> _INSTRUCTIONS FOR THE TASK_: Quote each record exactly, please, leaving none out.

> _DATA EXTRACT_:
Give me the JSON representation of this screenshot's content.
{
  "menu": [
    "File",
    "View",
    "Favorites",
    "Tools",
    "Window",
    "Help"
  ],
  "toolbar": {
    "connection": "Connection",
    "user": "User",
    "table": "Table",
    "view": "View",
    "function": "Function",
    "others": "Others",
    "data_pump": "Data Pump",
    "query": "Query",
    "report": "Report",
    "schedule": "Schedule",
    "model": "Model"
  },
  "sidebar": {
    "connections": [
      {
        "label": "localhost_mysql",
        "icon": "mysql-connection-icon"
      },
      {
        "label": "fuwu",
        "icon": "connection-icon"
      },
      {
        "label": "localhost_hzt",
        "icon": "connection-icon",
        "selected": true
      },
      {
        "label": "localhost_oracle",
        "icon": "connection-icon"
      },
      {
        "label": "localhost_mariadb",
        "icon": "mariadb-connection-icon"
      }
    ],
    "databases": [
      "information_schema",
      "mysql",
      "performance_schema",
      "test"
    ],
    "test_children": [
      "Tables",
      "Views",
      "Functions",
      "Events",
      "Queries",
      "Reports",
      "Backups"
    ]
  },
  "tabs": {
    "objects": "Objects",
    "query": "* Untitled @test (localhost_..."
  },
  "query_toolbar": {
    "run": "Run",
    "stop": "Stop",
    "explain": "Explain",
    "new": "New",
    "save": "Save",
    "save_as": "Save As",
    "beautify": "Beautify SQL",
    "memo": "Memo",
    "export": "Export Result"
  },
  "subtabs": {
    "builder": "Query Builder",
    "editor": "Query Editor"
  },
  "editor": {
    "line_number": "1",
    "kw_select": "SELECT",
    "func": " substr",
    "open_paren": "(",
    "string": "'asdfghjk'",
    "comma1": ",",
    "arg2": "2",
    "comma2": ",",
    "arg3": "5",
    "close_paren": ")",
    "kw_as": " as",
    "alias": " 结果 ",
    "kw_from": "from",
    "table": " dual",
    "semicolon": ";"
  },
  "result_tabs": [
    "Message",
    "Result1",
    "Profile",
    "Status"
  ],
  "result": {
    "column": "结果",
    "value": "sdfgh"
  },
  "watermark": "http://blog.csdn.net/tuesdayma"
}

> _SOLUTION FOR THIS TASK_:
Give me the JSON representation of this screenshot's content.
{
  "menu": [
    "File",
    "View",
    "Favorites",
    "Tools",
    "Window",
    "Help"
  ],
  "toolbar": {
    "connection": "Connection",
    "user": "User",
    "table": "Table",
    "view": "View",
    "function": "Function",
    "others": "Others",
    "data_pump": "Data Pump",
    "query": "Query",
    "report": "Report",
    "schedule": "Schedule",
    "model": "Model"
  },
  "sidebar": {
    "connections": [
      {
        "label": "localhost_mysql",
        "icon": "mysql-connection-icon"
      },
      {
        "label": "fuwu",
        "icon": "connection-icon"
      },
      {
        "label": "localhost_hzt",
        "icon": "connection-icon",
        "selected": true
      },
      {
        "label": "localhost_oracle",
        "icon": "connection-icon"
      },
      {
        "label": "localhost_mariadb",
        "icon": "mariadb-connection-icon"
      }
    ],
    "databases": [
      "information_schema",
      "mysql",
      "performance_schema",
      "test"
    ],
    "test_children": [
      "Tables",
      "Views",
      "Functions",
      "Events",
      "Queries",
      "Reports",
      "Backups"
    ]
  },
  "tabs": {
    "objects": "Objects",
    "query": "* Untitled @test (localhost_..."
  },
  "query_toolbar": {
    "run": "Run",
    "stop": "Stop",
    "explain": "Explain",
    "new": "New",
    "save": "Save",
    "save_as": "Save As",
    "beautify": "Beautify SQL",
    "memo": "Memo",
    "export": "Export Result"
  },
  "subtabs": {
    "builder": "Query Builder",
    "editor": "Query Editor"
  },
  "editor": {
    "line_number": "1",
    "kw_select": "SELECT",
    "func": " substr",
    "open_paren": "(",
    "string": "'asdfghjk'",
    "comma1": ",",
    "arg2": "2",
    "comma2": ",",
    "arg3": "5",
    "close_paren": ")",
    "kw_as": " as",
    "alias": " 结果 ",
    "kw_from": "from",
    "table": " dual",
    "semicolon": ";"
  },
  "result_tabs": [
    "Message",
    "Result1",
    "Profile",
    "Status"
  ],
  "result": {
    "column": "结果",
    "value": "sdfgh"
  },
  "watermark": "http://blog.csdn.net/tuesdayma"
}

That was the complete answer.